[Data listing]
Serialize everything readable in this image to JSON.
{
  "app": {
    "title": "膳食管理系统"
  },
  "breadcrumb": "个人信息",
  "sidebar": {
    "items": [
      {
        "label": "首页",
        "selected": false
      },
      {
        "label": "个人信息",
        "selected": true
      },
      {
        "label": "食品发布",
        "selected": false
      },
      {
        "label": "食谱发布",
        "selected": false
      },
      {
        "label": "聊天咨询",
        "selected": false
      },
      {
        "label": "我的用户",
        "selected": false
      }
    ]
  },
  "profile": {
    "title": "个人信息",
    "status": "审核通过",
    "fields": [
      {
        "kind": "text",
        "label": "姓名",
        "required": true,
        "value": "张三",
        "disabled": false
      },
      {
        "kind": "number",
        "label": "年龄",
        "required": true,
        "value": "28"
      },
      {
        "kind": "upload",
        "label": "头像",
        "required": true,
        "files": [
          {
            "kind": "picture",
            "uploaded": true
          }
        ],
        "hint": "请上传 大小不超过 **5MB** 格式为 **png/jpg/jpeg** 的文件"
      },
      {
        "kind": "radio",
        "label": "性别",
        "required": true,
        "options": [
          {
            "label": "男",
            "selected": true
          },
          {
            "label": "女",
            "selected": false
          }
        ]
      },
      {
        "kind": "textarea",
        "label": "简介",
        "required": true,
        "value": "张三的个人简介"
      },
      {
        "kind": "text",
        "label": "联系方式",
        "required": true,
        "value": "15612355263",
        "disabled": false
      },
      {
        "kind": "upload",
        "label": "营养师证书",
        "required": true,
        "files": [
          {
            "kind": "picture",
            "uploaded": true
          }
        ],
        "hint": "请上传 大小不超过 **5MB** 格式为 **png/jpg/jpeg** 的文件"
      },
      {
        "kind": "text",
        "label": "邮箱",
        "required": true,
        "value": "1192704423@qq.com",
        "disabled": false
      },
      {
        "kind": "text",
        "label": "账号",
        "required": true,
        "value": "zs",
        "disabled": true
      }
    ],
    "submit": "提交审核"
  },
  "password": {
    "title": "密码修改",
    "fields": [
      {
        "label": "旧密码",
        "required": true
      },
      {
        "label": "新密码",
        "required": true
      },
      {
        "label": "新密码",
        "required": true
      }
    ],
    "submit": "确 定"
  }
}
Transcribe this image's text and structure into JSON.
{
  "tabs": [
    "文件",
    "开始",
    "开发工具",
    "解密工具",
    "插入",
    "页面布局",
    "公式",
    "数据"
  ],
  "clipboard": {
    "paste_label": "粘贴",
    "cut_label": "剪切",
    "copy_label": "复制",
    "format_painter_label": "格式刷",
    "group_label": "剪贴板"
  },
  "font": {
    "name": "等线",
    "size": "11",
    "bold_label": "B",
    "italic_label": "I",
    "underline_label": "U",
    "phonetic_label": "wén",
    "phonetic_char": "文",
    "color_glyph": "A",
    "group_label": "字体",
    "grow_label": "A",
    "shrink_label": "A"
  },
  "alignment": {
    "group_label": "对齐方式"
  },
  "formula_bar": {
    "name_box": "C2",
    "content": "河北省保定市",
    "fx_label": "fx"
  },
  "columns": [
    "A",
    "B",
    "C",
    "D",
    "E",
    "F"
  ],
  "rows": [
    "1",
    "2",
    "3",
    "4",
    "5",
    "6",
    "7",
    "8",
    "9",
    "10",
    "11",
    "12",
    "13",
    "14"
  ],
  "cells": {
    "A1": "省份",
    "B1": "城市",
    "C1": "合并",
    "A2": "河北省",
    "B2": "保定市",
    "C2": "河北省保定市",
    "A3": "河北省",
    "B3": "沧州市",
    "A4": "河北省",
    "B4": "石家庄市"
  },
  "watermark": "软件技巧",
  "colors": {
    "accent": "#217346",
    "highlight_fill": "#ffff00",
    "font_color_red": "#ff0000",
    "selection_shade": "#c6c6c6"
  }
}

● Instructions for the task
Copy, character for character, the lines from the line that holds "Transcribe this image's" through the final line of the records above.

● Reply to the task
Transcribe this image's text and structure into JSON.
{
  "tabs": [
    "文件",
    "开始",
    "开发工具",
    "解密工具",
    "插入",
    "页面布局",
    "公式",
    "数据"
  ],
  "clipboard": {
    "paste_label": "粘贴",
    "cut_label": "剪切",
    "copy_label": "复制",
    "format_painter_label": "格式刷",
    "group_label": "剪贴板"
  },
  "font": {
    "name": "等线",
    "size": "11",
    "bold_label": "B",
    "italic_label": "I",
    "underline_label": "U",
    "phonetic_label": "wén",
    "phonetic_char": "文",
    "color_glyph": "A",
    "group_label": "字体",
    "grow_label": "A",
    "shrink_label": "A"
  },
  "alignment": {
    "group_label": "对齐方式"
  },
  "formula_bar": {
    "name_box": "C2",
    "content": "河北省保定市",
    "fx_label": "fx"
  },
  "columns": [
    "A",
    "B",
    "C",
    "D",
    "E",
    "F"
  ],
  "rows": [
    "1",
    "2",
    "3",
    "4",
    "5",
    "6",
    "7",
    "8",
    "9",
    "10",
    "11",
    "12",
    "13",
    "14"
  ],
  "cells": {
    "A1": "省份",
    "B1": "城市",
    "C1": "合并",
    "A2": "河北省",
    "B2": "保定市",
    "C2": "河北省保定市",
    "A3": "河北省",
    "B3": "沧州市",
    "A4": "河北省",
    "B4": "石家庄市"
  },
  "watermark": "软件技巧",
  "colors": {
    "accent": "#217346",
    "highlight_fill": "#ffff00",
    "font_color_red": "#ff0000",
    "selection_shade": "#c6c6c6"
  }
}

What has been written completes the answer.